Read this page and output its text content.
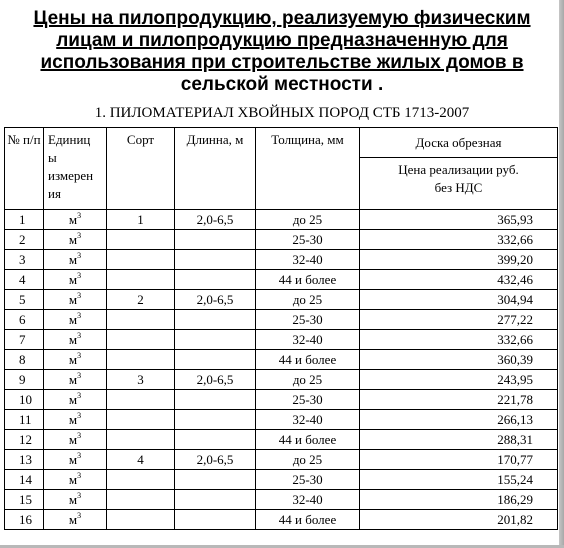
Цены на пилопродукцию, реализуемую физическим
лицам и пилопродукцию предназначенную для
использования при строительстве жилых домов в
сельской местности .
1. ПИЛОМАТЕРИАЛ ХВОЙНЫХ ПОРОД СТБ 1713-2007
№ п/п	Единиц
ы
измерен
ия	Сорт	Длинна, м	Толщина, мм	Доска обрезная
					Цена реализации руб.
без НДС
1	$м^3$	1	2,0-6,5	до 25	365,93
2	$м^3$			25-30	332,66
3	$м^3$			32-40	399,20
4	$м^3$			44 и более	432,46
5	$м^3$	2	2,0-6,5	до 25	304,94
6	$м^3$			25-30	277,22
7	$м^3$			32-40	332,66
8	$м^3$			44 и более	360,39
9	$м^3$	3	2,0-6,5	до 25	243,95
10	$м^3$			25-30	221,78
11	$м^3$			32-40	266,13
12	$м^3$			44 и более	288,31
13	$м^3$	4	2,0-6,5	до 25	170,77
14	$м^3$			25-30	155,24
15	$м^3$			32-40	186,29
16	$м^3$			44 и более	201,82
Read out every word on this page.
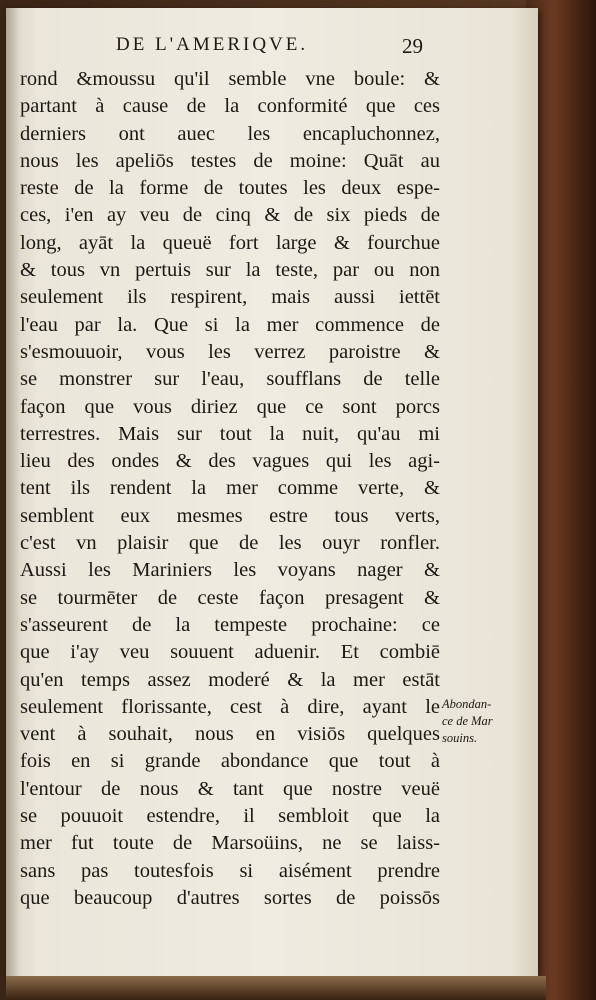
DE L'AMERIQVE.	29
rond &moussu qu'il semble vne boule: &
partant à cause de la conformité que ces
derniers ont auec les encapluchonnez,
nous les apeliōs testes de moine: Quāt au
reste de la forme de toutes les deux espe-
ces, i'en ay veu de cinq & de six pieds de
long, ayāt la queuë fort large & fourchue
& tous vn pertuis sur la teste, par ou non
seulement ils respirent, mais aussi iettēt
l'eau par la. Que si la mer commence de
s'esmouuoir, vous les verrez paroistre &
se monstrer sur l'eau, soufflans de telle
façon que vous diriez que ce sont porcs
terrestres. Mais sur tout la nuit, qu'au mi
lieu des ondes & des vagues qui les agi-
tent ils rendent la mer comme verte, &
semblent eux mesmes estre tous verts,
c'est vn plaisir que de les ouyr ronfler.
Aussi les Mariniers les voyans nager &
se tourmēter de ceste façon presagent &
s'asseurent de la tempeste prochaine: ce
que i'ay veu souuent aduenir. Et combiē
qu'en temps assez moderé & la mer estāt
seulement florissante, cest à dire, ayant le
vent à souhait, nous en visiōs quelques
fois en si grande abondance que tout à
l'entour de nous & tant que nostre veuë
se pouuoit estendre, il sembloit que la
mer fut toute de Marsoüins, ne se laiss-
sans pas toutesfois si aisément prendre
que beaucoup d'autres sortes de poissōs
Abondan-
ce de Mar
souins.
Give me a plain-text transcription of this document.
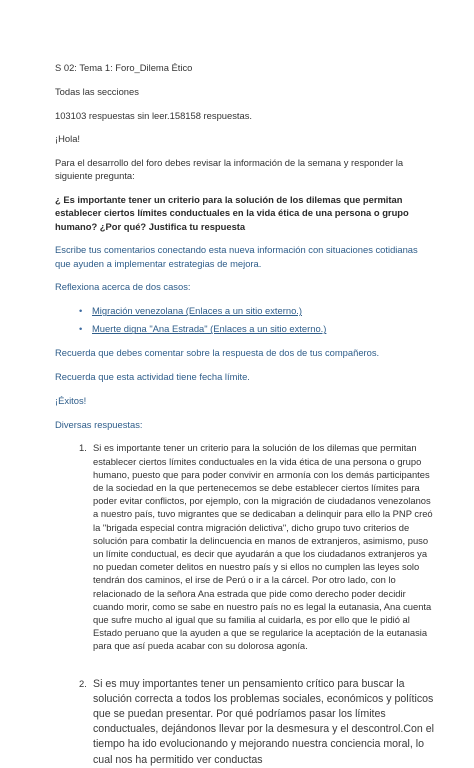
S 02: Tema 1: Foro_Dilema Ético

Todas las secciones

103103 respuestas sin leer.158158 respuestas.

¡Hola!

Para el desarrollo del foro debes revisar la información de la semana y responder la siguiente pregunta:

¿ Es importante tener un criterio para la solución de los dilemas que permitan establecer ciertos límites conductuales en la vida ética de una persona o grupo humano? ¿Por qué? Justifica tu respuesta

Escribe tus comentarios conectando esta nueva información con situaciones cotidianas que ayuden a implementar estrategias de mejora.

Reflexiona acerca de dos casos:

• Migración venezolana (Enlaces a un sitio externo.)
• Muerte digna "Ana Estrada" (Enlaces a un sitio externo.)

Recuerda que debes comentar sobre la respuesta de dos de tus compañeros.

Recuerda que esta actividad tiene fecha límite.

¡Éxitos!

Diversas respuestas:

1. Si es importante tener un criterio para la solución de los dilemas que permitan establecer ciertos límites conductuales en la vida ética de una persona o grupo humano, puesto que para poder convivir en armonía con los demás participantes de la sociedad en la que pertenecemos se debe establecer ciertos límites para poder evitar conflictos, por ejemplo, con la migración de ciudadanos venezolanos a nuestro país, tuvo migrantes que se dedicaban a delinquir para ello la PNP creó la "brigada especial contra migración delictiva", dicho grupo tuvo criterios de solución para combatir la delincuencia en manos de extranjeros, asimismo, puso un límite conductual, es decir que ayudarán a que los ciudadanos extranjeros ya no puedan cometer delitos en nuestro país y si ellos no cumplen las leyes solo tendrán dos caminos, el irse de Perú o ir a la cárcel. Por otro lado, con lo relacionado de la señora Ana estrada que pide como derecho poder decidir cuando morir, como se sabe en nuestro país no es legal la eutanasia, Ana cuenta que sufre mucho al igual que su familia al cuidarla, es por ello que le pidió al Estado peruano que la ayuden a que se regularice la aceptación de la eutanasia para que así pueda acabar con su dolorosa agonía.

2. Si es muy importantes tener un pensamiento crítico para buscar la solución correcta a todos los problemas sociales, económicos y políticos que se puedan presentar. Por qué podríamos pasar los límites conductuales, dejándonos llevar por la desmesura y el descontrol.Con el tiempo ha ido evolucionando y mejorando nuestra conciencia moral, lo cual nos ha permitido ver conductas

## CHALLENGE
Pick out lines containing the word "façon", each one as written.

## EXERCISE RESPONSE
façon que vous diriez que ce sont porcs
se tourmēter de ceste façon presagent &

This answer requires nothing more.